• **BRIEF**
Extract the lines that carry the string "Activate" from the listing.

• **GIVEN DATA**
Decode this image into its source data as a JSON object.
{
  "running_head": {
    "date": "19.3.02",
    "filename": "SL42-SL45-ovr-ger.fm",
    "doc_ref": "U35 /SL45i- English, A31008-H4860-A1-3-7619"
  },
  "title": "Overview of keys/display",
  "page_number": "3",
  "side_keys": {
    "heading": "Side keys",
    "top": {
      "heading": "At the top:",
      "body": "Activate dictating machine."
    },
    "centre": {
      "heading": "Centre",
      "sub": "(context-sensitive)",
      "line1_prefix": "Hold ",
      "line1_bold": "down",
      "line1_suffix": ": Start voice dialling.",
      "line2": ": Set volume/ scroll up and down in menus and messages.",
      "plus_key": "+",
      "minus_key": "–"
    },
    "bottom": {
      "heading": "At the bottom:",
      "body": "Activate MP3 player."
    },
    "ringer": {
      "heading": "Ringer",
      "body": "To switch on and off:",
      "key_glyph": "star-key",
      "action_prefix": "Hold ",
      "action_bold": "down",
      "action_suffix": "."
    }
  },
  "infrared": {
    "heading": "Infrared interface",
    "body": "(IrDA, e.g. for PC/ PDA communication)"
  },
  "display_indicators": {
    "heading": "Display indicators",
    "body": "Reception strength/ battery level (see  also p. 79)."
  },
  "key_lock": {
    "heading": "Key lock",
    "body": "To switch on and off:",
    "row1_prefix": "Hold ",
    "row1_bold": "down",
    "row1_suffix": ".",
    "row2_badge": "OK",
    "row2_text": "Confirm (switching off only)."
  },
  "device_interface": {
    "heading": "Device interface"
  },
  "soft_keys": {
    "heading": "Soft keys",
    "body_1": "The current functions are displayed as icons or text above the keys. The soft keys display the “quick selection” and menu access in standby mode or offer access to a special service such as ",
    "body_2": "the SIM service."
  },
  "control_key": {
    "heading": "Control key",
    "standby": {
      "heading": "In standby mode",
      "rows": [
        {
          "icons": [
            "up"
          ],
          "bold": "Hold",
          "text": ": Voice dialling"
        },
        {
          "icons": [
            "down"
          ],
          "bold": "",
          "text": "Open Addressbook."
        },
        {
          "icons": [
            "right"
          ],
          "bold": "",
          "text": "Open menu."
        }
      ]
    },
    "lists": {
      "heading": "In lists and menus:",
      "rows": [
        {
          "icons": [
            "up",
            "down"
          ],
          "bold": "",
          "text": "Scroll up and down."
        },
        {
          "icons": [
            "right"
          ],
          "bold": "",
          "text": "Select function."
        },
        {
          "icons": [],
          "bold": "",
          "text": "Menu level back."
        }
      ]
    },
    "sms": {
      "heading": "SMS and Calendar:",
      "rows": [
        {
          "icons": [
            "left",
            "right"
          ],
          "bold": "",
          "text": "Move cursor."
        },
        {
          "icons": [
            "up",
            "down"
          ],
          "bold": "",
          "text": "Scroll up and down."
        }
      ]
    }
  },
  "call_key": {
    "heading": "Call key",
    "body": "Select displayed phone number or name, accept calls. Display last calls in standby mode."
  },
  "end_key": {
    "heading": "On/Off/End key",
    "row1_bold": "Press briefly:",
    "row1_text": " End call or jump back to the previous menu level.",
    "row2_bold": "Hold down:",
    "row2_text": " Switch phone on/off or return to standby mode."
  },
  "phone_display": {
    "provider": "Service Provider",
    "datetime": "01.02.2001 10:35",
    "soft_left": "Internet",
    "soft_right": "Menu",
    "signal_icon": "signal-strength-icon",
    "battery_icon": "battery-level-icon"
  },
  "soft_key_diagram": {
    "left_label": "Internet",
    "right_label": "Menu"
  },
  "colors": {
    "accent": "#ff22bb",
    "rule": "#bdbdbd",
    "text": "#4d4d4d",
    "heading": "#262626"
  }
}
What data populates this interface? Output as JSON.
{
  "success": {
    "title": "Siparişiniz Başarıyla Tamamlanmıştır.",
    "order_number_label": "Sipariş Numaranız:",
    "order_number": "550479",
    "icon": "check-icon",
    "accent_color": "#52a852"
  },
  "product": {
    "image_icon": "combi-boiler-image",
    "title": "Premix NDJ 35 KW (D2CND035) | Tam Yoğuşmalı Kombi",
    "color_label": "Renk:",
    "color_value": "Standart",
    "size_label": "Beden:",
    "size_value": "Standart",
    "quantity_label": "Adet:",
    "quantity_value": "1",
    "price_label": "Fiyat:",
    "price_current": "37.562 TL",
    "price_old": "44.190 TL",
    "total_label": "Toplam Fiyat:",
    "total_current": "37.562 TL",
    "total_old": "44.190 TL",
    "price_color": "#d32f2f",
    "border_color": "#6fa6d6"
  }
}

• **ANSWER TO THIS EXERCISE**
      "body": "Activate dictating machine."
      "body": "Activate MP3 player."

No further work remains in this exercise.